• _Goal of the exercise_: Give the count of lines in the data that include "structured", with no other words.

# Data listing start

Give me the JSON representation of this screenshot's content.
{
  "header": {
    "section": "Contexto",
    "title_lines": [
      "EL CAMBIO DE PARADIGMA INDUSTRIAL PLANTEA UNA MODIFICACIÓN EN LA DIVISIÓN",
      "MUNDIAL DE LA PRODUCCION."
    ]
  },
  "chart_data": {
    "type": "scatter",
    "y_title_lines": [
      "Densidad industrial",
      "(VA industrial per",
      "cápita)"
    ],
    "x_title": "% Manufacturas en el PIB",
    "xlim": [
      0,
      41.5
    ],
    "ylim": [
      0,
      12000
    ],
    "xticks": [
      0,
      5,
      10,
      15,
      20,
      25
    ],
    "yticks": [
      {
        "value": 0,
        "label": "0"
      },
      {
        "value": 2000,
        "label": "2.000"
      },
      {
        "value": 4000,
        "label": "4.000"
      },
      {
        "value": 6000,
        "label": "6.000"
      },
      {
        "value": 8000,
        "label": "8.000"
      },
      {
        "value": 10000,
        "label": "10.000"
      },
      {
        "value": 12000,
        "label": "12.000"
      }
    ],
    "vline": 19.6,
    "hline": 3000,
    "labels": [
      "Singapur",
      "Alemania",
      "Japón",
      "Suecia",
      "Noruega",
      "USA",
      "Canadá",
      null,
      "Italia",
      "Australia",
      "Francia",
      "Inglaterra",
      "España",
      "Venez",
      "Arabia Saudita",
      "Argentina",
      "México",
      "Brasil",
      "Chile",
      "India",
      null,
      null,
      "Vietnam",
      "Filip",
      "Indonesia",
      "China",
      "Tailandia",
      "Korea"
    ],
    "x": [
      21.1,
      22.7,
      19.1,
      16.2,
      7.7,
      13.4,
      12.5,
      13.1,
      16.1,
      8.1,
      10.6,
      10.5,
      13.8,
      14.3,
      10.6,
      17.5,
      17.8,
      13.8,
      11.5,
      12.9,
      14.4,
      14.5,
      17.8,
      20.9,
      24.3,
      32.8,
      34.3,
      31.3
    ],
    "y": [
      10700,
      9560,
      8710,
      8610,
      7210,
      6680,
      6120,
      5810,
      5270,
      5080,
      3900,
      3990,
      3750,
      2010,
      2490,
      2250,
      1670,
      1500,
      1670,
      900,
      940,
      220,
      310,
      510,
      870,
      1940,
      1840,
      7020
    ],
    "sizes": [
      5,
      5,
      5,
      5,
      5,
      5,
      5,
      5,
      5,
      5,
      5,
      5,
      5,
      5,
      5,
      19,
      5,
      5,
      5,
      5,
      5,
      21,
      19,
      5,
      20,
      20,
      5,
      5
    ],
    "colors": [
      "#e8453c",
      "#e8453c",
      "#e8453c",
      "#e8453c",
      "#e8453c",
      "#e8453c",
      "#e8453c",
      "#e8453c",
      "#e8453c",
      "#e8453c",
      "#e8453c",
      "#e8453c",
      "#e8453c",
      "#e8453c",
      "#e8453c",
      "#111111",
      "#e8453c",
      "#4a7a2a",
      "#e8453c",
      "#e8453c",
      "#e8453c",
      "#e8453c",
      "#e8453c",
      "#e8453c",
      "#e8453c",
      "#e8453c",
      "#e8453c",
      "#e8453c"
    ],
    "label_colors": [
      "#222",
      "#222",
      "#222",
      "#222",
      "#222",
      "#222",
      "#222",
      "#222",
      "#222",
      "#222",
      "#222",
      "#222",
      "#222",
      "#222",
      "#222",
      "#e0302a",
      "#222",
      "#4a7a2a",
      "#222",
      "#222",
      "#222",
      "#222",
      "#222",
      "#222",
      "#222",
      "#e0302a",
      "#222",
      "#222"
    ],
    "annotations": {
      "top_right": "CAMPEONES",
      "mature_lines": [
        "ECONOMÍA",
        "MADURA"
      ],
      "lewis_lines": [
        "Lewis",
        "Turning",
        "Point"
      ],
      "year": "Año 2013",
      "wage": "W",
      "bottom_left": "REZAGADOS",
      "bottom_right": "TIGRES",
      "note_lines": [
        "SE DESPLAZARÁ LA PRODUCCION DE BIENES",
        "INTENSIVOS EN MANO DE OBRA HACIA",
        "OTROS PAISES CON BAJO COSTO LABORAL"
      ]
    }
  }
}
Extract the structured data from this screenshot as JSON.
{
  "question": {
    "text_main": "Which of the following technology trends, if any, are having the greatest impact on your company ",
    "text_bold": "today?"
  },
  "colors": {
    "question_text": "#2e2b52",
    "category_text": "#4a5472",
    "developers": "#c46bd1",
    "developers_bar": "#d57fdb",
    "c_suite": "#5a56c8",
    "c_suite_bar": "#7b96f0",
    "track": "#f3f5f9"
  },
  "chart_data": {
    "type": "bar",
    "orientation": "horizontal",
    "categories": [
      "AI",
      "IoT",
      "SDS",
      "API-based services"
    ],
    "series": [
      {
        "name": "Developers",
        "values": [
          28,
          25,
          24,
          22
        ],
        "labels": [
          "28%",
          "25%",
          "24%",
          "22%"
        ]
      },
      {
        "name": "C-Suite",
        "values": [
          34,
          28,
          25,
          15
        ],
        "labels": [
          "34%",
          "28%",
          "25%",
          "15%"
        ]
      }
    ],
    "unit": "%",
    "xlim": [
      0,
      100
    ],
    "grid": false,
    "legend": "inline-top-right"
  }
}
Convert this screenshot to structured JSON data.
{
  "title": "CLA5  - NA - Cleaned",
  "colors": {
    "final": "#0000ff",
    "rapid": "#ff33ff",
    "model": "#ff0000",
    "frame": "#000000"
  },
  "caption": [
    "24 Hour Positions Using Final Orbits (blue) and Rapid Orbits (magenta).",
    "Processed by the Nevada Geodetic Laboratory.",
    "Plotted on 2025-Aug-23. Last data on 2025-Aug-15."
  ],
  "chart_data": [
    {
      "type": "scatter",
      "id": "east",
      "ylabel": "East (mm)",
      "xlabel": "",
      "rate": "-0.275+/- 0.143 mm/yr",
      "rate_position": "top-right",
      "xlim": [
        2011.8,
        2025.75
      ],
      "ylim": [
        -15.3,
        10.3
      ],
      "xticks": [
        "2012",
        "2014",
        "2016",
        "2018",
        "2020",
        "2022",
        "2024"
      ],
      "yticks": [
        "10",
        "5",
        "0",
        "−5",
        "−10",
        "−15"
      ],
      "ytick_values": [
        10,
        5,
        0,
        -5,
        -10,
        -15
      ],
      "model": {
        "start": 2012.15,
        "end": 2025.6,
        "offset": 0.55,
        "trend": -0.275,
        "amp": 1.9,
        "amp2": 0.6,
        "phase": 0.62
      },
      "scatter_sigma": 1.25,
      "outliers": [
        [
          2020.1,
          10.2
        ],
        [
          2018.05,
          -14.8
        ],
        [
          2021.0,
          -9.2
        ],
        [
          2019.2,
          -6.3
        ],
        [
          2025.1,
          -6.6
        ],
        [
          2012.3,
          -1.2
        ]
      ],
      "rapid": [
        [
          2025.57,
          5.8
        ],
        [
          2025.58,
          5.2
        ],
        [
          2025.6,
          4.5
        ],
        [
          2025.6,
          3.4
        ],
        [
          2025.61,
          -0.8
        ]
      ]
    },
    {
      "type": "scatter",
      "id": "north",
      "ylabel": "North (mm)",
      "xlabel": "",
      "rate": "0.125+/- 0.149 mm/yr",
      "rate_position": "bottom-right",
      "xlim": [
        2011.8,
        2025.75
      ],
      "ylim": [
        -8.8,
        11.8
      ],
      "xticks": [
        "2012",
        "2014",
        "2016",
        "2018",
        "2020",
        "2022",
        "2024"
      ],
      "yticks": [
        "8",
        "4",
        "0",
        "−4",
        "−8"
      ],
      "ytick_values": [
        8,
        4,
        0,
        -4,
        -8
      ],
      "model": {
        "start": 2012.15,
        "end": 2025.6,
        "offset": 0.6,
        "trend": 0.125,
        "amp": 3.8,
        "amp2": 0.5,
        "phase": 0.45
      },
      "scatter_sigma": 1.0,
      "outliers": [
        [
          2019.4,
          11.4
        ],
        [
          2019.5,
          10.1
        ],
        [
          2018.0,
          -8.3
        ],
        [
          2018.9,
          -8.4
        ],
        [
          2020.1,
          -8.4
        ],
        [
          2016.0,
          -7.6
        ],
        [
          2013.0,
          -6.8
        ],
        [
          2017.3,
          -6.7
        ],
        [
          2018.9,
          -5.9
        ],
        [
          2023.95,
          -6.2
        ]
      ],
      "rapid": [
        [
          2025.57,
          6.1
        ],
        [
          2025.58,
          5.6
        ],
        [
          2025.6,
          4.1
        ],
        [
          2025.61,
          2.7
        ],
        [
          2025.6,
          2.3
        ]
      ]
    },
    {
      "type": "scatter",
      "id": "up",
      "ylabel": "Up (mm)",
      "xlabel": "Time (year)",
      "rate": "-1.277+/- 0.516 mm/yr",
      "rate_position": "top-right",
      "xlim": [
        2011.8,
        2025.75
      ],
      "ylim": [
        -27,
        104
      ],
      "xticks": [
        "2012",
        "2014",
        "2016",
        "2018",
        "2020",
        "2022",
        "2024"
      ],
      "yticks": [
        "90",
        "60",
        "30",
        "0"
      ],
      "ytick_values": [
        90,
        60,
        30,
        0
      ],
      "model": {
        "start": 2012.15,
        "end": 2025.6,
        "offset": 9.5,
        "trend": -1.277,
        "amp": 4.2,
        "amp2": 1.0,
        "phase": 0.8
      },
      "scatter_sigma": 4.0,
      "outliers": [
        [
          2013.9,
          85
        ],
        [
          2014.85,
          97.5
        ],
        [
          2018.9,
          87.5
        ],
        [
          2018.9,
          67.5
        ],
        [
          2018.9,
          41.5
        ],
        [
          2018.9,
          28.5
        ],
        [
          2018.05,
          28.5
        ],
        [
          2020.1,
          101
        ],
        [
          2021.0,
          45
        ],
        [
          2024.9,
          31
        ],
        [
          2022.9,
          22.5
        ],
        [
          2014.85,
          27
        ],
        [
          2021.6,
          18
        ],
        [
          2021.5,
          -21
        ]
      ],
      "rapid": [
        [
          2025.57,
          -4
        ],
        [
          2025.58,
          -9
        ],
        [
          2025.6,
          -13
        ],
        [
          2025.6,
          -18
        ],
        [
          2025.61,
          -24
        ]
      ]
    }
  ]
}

# Data listing end

• _Written response_: 2